What you will do |
Locate each line in the records containing "Tsoil". Copy it.

Supplied material |

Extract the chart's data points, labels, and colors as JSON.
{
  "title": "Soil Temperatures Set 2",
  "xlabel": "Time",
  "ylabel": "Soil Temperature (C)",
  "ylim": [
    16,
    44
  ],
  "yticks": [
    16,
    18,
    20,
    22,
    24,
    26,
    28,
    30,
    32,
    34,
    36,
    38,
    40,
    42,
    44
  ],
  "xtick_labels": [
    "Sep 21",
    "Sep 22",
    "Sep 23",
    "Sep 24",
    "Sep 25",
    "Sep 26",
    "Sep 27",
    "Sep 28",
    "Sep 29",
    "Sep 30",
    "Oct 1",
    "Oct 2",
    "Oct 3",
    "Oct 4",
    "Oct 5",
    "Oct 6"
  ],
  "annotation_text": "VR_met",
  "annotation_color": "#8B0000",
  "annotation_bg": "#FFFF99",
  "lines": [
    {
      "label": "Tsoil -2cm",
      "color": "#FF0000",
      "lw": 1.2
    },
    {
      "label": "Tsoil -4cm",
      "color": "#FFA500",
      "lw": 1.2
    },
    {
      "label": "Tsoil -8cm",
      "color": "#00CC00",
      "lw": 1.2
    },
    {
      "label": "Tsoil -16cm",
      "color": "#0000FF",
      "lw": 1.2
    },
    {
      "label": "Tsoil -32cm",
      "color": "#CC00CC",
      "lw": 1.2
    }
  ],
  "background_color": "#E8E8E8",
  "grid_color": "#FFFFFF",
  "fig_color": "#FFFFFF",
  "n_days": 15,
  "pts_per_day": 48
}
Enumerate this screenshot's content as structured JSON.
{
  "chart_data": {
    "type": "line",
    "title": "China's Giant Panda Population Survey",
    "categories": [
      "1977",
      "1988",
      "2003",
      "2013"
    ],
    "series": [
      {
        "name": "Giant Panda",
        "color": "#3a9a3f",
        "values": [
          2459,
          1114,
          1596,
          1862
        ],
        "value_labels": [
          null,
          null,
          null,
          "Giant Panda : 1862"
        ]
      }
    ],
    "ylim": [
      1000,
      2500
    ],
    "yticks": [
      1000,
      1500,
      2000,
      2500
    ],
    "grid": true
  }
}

Finished task |
      "label": "Tsoil -2cm",
      "label": "Tsoil -4cm",
      "label": "Tsoil -8cm",
      "label": "Tsoil -16cm",
      "label": "Tsoil -32cm",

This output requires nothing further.